======== Input material ========
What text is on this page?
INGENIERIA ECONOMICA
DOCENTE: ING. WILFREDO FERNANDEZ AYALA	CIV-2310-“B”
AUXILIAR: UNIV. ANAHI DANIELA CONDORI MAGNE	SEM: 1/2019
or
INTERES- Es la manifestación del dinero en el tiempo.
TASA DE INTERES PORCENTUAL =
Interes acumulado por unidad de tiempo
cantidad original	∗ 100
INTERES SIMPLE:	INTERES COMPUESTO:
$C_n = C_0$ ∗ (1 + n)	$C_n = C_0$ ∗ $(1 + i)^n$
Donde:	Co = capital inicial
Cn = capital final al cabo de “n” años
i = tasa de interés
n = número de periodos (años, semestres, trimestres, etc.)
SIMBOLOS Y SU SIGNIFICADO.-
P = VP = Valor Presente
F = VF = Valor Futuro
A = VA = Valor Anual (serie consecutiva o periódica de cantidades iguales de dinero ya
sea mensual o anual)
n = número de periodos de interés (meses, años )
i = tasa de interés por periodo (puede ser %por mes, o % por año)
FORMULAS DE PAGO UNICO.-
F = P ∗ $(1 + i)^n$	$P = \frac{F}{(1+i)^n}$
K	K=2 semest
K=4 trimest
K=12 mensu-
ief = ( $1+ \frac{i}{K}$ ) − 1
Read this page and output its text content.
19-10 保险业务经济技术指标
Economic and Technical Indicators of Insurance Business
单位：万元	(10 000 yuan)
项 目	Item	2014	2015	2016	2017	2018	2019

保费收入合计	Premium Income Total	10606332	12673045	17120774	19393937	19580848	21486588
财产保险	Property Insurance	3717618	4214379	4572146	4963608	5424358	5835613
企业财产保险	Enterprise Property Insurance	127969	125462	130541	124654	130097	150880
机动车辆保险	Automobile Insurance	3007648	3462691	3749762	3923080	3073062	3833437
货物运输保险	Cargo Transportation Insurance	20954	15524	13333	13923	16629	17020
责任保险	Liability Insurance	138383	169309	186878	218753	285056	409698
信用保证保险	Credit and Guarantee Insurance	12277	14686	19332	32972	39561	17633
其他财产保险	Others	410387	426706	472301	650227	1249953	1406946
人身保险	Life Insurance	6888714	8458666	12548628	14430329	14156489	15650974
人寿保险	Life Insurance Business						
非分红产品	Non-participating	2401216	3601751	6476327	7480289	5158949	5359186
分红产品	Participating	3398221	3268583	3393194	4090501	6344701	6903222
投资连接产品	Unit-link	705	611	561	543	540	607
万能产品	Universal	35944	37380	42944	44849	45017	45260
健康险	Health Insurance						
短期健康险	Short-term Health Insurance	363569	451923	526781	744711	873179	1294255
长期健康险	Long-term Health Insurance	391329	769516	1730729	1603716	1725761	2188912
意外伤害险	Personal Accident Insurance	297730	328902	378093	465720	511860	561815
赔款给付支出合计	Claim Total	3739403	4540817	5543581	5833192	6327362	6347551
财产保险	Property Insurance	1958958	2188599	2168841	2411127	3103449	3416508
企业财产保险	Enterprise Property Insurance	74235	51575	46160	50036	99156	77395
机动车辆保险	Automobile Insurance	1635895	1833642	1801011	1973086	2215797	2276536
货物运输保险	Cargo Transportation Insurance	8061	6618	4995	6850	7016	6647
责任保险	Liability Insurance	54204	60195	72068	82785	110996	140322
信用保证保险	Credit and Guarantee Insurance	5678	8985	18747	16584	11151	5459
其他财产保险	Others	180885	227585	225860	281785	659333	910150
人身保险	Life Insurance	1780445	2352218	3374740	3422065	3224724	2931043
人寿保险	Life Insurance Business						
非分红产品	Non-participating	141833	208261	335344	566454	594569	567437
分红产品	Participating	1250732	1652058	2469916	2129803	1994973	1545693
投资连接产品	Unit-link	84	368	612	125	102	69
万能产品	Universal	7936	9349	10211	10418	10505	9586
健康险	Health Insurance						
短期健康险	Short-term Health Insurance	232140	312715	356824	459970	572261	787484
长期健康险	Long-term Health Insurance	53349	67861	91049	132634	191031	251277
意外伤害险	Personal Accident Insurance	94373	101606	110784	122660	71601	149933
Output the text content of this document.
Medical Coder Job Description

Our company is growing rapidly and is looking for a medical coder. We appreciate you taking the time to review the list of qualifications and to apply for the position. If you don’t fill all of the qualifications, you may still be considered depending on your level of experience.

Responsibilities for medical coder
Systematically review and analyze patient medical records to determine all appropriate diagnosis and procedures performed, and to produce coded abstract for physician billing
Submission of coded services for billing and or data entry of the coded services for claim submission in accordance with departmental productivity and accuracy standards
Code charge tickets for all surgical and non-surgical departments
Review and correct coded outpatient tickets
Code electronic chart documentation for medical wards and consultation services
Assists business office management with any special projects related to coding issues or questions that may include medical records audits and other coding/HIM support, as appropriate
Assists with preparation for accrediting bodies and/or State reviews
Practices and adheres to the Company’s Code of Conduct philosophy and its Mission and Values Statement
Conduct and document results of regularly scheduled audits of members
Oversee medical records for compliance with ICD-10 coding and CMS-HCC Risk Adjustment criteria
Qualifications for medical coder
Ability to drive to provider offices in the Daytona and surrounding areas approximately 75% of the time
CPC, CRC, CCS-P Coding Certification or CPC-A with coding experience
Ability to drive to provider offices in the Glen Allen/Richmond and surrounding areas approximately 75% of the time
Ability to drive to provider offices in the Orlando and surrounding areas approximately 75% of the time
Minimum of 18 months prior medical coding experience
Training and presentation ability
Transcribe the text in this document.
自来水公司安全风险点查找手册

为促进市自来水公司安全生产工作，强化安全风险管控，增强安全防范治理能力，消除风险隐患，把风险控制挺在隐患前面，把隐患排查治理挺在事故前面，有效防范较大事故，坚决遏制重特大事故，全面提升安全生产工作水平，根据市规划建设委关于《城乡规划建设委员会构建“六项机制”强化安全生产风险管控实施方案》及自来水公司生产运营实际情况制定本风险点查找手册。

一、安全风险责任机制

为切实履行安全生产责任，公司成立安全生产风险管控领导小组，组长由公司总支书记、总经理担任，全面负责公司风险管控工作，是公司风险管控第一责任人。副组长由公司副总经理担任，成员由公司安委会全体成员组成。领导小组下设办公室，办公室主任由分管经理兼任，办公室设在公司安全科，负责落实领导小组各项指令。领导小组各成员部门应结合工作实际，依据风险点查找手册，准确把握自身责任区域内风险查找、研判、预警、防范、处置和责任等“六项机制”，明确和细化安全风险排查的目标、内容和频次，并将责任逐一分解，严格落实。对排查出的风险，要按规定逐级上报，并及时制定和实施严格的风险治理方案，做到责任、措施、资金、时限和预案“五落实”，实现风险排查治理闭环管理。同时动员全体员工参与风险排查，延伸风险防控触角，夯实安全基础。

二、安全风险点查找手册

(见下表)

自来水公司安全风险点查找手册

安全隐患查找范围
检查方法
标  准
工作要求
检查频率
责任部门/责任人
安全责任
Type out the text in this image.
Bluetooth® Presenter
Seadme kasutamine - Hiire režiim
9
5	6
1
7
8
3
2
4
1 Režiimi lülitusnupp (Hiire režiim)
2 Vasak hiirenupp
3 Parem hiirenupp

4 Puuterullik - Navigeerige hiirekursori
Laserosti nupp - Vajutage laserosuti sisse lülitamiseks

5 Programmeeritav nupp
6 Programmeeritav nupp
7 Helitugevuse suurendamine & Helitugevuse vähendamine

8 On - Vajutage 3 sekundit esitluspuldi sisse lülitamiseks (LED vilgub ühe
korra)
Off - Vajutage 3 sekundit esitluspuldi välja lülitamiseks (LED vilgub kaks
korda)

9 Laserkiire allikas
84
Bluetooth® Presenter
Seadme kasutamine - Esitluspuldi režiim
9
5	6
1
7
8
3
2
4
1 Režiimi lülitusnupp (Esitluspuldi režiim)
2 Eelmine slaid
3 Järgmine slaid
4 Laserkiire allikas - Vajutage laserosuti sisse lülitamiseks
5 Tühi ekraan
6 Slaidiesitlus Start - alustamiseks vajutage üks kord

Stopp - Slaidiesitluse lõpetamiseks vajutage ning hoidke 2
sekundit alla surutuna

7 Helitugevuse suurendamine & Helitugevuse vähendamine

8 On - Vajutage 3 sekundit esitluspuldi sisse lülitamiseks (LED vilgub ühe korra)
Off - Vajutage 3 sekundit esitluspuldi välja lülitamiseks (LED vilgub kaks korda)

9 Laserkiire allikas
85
========
- **Instructions for the task**
Filter the data, keeping only the lines that contain "Accident".

- **Solution below**
意外伤害险	Personal Accident Insurance	297730	328902	378093	465720	511860	561815
意外伤害险	Personal Accident Insurance	94373	101606	110784	122660	71601	149933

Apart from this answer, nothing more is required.